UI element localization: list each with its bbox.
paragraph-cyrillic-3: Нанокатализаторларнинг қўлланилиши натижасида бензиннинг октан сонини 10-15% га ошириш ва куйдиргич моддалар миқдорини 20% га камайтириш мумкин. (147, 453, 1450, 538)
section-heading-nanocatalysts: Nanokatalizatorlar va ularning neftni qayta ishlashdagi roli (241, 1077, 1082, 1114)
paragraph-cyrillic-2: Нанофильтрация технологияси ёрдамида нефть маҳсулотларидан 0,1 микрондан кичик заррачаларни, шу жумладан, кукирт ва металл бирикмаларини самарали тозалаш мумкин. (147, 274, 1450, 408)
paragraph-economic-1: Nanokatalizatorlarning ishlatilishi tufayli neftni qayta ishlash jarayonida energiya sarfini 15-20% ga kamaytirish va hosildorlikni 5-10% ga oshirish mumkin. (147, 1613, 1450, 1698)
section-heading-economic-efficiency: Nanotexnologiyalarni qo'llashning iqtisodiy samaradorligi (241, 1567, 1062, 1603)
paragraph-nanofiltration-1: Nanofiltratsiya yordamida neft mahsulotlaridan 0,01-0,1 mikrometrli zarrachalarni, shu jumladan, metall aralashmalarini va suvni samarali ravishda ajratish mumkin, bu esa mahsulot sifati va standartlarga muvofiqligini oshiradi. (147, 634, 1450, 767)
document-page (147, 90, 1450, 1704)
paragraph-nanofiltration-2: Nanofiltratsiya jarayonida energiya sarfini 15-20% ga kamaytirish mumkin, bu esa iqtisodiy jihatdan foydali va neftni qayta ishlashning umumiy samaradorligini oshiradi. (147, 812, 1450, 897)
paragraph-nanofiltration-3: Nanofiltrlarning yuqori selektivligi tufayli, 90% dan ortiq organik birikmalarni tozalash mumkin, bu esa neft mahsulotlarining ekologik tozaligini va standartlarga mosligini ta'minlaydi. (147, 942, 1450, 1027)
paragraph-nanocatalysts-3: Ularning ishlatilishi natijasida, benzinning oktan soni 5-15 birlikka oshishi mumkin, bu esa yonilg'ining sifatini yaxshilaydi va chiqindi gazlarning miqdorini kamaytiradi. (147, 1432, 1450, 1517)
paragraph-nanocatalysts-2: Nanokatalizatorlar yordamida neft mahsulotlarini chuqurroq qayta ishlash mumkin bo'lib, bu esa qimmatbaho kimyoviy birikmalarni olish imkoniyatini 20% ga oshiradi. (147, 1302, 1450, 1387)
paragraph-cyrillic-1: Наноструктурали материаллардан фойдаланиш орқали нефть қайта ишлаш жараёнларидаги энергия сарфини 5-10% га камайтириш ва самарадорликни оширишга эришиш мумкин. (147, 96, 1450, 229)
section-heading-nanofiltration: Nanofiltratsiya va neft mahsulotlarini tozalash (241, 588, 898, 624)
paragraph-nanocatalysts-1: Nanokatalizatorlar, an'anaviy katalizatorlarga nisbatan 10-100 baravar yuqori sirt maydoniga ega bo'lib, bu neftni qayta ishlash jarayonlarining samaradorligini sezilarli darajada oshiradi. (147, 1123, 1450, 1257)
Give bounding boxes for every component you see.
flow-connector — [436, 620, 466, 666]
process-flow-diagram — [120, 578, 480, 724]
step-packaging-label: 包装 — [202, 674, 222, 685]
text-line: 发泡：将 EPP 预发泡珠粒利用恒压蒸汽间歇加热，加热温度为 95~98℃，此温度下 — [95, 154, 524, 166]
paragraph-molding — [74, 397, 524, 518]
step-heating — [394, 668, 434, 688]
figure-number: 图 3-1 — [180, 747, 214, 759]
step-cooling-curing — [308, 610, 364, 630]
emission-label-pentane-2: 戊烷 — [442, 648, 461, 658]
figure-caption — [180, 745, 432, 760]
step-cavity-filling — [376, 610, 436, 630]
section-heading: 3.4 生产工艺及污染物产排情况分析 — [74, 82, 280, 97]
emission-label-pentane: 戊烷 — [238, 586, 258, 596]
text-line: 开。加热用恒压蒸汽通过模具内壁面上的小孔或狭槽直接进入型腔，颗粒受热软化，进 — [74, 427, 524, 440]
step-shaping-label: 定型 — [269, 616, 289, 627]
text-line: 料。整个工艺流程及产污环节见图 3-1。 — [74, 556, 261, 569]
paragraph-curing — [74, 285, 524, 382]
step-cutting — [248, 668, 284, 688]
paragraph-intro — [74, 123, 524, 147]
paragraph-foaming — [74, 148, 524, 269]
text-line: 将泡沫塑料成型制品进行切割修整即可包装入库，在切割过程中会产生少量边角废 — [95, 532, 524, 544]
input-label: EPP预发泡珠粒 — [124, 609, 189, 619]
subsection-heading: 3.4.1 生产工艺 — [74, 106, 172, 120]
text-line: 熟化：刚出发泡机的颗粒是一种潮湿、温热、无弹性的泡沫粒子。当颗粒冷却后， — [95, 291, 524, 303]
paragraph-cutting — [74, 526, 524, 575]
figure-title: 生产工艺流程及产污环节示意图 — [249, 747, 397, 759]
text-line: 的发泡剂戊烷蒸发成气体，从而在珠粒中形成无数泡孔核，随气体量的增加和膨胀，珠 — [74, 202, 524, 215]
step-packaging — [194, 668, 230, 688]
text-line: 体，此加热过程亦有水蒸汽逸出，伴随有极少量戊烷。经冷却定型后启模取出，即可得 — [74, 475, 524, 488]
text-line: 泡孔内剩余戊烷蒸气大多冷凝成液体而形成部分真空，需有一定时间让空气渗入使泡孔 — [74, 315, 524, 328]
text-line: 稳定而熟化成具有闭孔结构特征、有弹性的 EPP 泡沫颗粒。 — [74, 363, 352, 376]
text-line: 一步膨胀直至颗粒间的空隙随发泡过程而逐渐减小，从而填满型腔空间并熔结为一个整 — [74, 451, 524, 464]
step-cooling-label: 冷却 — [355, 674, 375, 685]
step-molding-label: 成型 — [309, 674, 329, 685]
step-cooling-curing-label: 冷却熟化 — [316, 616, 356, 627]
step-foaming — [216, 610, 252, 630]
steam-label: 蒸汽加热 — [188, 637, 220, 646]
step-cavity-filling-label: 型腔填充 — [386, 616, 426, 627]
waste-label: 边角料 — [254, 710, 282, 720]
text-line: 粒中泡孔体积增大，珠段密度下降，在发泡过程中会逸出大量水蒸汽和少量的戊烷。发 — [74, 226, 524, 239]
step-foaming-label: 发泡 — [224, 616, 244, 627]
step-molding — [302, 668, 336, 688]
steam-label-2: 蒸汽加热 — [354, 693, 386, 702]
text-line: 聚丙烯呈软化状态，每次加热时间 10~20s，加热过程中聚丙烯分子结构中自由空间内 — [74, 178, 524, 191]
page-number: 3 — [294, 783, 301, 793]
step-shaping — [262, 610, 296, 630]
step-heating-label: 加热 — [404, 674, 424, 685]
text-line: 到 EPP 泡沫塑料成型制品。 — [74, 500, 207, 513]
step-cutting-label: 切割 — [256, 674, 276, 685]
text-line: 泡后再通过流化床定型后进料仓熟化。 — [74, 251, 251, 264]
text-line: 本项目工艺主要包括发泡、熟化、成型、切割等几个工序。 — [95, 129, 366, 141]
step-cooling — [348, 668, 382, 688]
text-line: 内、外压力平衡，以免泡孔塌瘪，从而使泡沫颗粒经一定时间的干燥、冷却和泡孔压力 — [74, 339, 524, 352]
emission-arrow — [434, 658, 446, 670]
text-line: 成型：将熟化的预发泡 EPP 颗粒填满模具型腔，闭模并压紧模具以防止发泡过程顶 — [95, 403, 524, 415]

————————

- [任务要求]: 把上面的全部条目逐行整理成Markdown表格，两列分别命名为“序号”和“内容”，空行不计入。

- [参考答案]:
| 序号 | 内容 |
|---|---|
| 1 | UI element localization: list each with its bbox. |
| 2 | paragraph-cyrillic-3: Нанокатализаторларнинг қўлланилиши натижасида бензиннинг октан сонини 10-15% га ошириш ва куйдиргич моддалар миқдорини 20% га камайтириш мумкин. (147, 453, 1450, 538) |
| 3 | section-heading-nanocatalysts: Nanokatalizatorlar va ularning neftni qayta ishlashdagi roli (241, 1077, 1082, 1114) |
| 4 | paragraph-cyrillic-2: Нанофильтрация технологияси ёрдамида нефть маҳсулотларидан 0,1 микрондан кичик заррачаларни, шу жумладан, кукирт ва металл бирикмаларини самарали тозалаш мумкин. (147, 274, 1450, 408) |
| 5 | paragraph-economic-1: Nanokatalizatorlarning ishlatilishi tufayli neftni qayta ishlash jarayonida energiya sarfini 15-20% ga kamaytirish va hosildorlikni 5-10% ga oshirish mumkin. (147, 1613, 1450, 1698) |
| 6 | section-heading-economic-efficiency: Nanotexnologiyalarni qo'llashning iqtisodiy samaradorligi (241, 1567, 1062, 1603) |
| 7 | paragraph-nanofiltration-1: Nanofiltratsiya yordamida neft mahsulotlaridan 0,01-0,1 mikrometrli zarrachalarni, shu jumladan, metall aralashmalarini va suvni samarali ravishda ajratish mumkin, bu esa mahsulot sifati va standartlarga muvofiqligini oshiradi. (147, 634, 1450, 767) |
| 8 | document-page (147, 90, 1450, 1704) |
| 9 | paragraph-nanofiltration-2: Nanofiltratsiya jarayonida energiya sarfini 15-20% ga kamaytirish mumkin, bu esa iqtisodiy jihatdan foydali va neftni qayta ishlashning umumiy samaradorligini oshiradi. (147, 812, 1450, 897) |
| 10 | paragraph-nanofiltration-3: Nanofiltrlarning yuqori selektivligi tufayli, 90% dan ortiq organik birikmalarni tozalash mumkin, bu esa neft mahsulotlarining ekologik tozaligini va standartlarga mosligini ta'minlaydi. (147, 942, 1450, 1027) |
| 11 | paragraph-nanocatalysts-3: Ularning ishlatilishi natijasida, benzinning oktan soni 5-15 birlikka oshishi mumkin, bu esa yonilg'ining sifatini yaxshilaydi va chiqindi gazlarning miqdorini kamaytiradi. (147, 1432, 1450, 1517) |
| 12 | paragraph-nanocatalysts-2: Nanokatalizatorlar yordamida neft mahsulotlarini chuqurroq qayta ishlash mumkin bo'lib, bu esa qimmatbaho kimyoviy birikmalarni olish imkoniyatini 20% ga oshiradi. (147, 1302, 1450, 1387) |
| 13 | paragraph-cyrillic-1: Наноструктурали материаллардан фойдаланиш орқали нефть қайта ишлаш жараёнларидаги энергия сарфини 5-10% га камайтириш ва самарадорликни оширишга эришиш мумкин. (147, 96, 1450, 229) |
| 14 | section-heading-nanofiltration: Nanofiltratsiya va neft mahsulotlarini tozalash (241, 588, 898, 624) |
| 15 | paragraph-nanocatalysts-1: Nanokatalizatorlar, an'anaviy katalizatorlarga nisbatan 10-100 baravar yuqori sirt maydoniga ega bo'lib, bu neftni qayta ishlash jarayonlarining samaradorligini sezilarli darajada oshiradi. (147, 1123, 1450, 1257) |
| 16 | Give bounding boxes for every component you see. |
| 17 | flow-connector — [436, 620, 466, 666] |
| 18 | process-flow-diagram — [120, 578, 480, 724] |
| 19 | step-packaging-label: 包装 — [202, 674, 222, 685] |
| 20 | text-line: 发泡：将 EPP 预发泡珠粒利用恒压蒸汽间歇加热，加热温度为 95~98℃，此温度下 — [95, 154, 524, 166] |
| 21 | paragraph-molding — [74, 397, 524, 518] |
| 22 | step-heating — [394, 668, 434, 688] |
| 23 | figure-number: 图 3-1 — [180, 747, 214, 759] |
| 24 | step-cooling-curing — [308, 610, 364, 630] |
| 25 | emission-label-pentane-2: 戊烷 — [442, 648, 461, 658] |
| 26 | figure-caption — [180, 745, 432, 760] |
| 27 | step-cavity-filling — [376, 610, 436, 630] |
| 28 | section-heading: 3.4 生产工艺及污染物产排情况分析 — [74, 82, 280, 97] |
| 29 | emission-label-pentane: 戊烷 — [238, 586, 258, 596] |
| 30 | text-line: 开。加热用恒压蒸汽通过模具内壁面上的小孔或狭槽直接进入型腔，颗粒受热软化，进 — [74, 427, 524, 440] |
| 31 | step-shaping-label: 定型 — [269, 616, 289, 627] |
| 32 | text-line: 料。整个工艺流程及产污环节见图 3-1。 — [74, 556, 261, 569] |
| 33 | paragraph-curing — [74, 285, 524, 382] |
| 34 | step-cutting — [248, 668, 284, 688] |
| 35 | paragraph-intro — [74, 123, 524, 147] |
| 36 | paragraph-foaming — [74, 148, 524, 269] |
| 37 | text-line: 将泡沫塑料成型制品进行切割修整即可包装入库，在切割过程中会产生少量边角废 — [95, 532, 524, 544] |
| 38 | input-label: EPP预发泡珠粒 — [124, 609, 189, 619] |
| 39 | subsection-heading: 3.4.1 生产工艺 — [74, 106, 172, 120] |
| 40 | text-line: 熟化：刚出发泡机的颗粒是一种潮湿、温热、无弹性的泡沫粒子。当颗粒冷却后， — [95, 291, 524, 303] |
| 41 | paragraph-cutting — [74, 526, 524, 575] |
| 42 | figure-title: 生产工艺流程及产污环节示意图 — [249, 747, 397, 759] |
| 43 | text-line: 的发泡剂戊烷蒸发成气体，从而在珠粒中形成无数泡孔核，随气体量的增加和膨胀，珠 — [74, 202, 524, 215] |
| 44 | step-packaging — [194, 668, 230, 688] |
| 45 | text-line: 体，此加热过程亦有水蒸汽逸出，伴随有极少量戊烷。经冷却定型后启模取出，即可得 — [74, 475, 524, 488] |
| 46 | text-line: 泡孔内剩余戊烷蒸气大多冷凝成液体而形成部分真空，需有一定时间让空气渗入使泡孔 — [74, 315, 524, 328] |
| 47 | text-line: 稳定而熟化成具有闭孔结构特征、有弹性的 EPP 泡沫颗粒。 — [74, 363, 352, 376] |
| 48 | text-line: 一步膨胀直至颗粒间的空隙随发泡过程而逐渐减小，从而填满型腔空间并熔结为一个整 — [74, 451, 524, 464] |
| 49 | step-cooling-label: 冷却 — [355, 674, 375, 685] |
| 50 | step-molding-label: 成型 — [309, 674, 329, 685] |
| 51 | step-cooling-curing-label: 冷却熟化 — [316, 616, 356, 627] |
| 52 | step-foaming — [216, 610, 252, 630] |
| 53 | steam-label: 蒸汽加热 — [188, 637, 220, 646] |
| 54 | step-cavity-filling-label: 型腔填充 — [386, 616, 426, 627] |
| 55 | waste-label: 边角料 — [254, 710, 282, 720] |
| 56 | text-line: 粒中泡孔体积增大，珠段密度下降，在发泡过程中会逸出大量水蒸汽和少量的戊烷。发 — [74, 226, 524, 239] |
| 57 | step-foaming-label: 发泡 — [224, 616, 244, 627] |
| 58 | step-molding — [302, 668, 336, 688] |
| 59 | steam-label-2: 蒸汽加热 — [354, 693, 386, 702] |
| 60 | text-line: 聚丙烯呈软化状态，每次加热时间 10~20s，加热过程中聚丙烯分子结构中自由空间内 — [74, 178, 524, 191] |
| 61 | page-number: 3 — [294, 783, 301, 793] |
| 62 | step-shaping — [262, 610, 296, 630] |
| 63 | step-heating-label: 加热 — [404, 674, 424, 685] |
| 64 | text-line: 到 EPP 泡沫塑料成型制品。 — [74, 500, 207, 513] |
| 65 | step-cutting-label: 切割 — [256, 674, 276, 685] |
| 66 | text-line: 泡后再通过流化床定型后进料仓熟化。 — [74, 251, 251, 264] |
| 67 | text-line: 本项目工艺主要包括发泡、熟化、成型、切割等几个工序。 — [95, 129, 366, 141] |
| 68 | step-cooling — [348, 668, 382, 688] |
| 69 | text-line: 内、外压力平衡，以免泡孔塌瘪，从而使泡沫颗粒经一定时间的干燥、冷却和泡孔压力 — [74, 339, 524, 352] |
| 70 | emission-arrow — [434, 658, 446, 670] |
| 71 | text-line: 成型：将熟化的预发泡 EPP 颗粒填满模具型腔，闭模并压紧模具以防止发泡过程顶 — [95, 403, 524, 415] |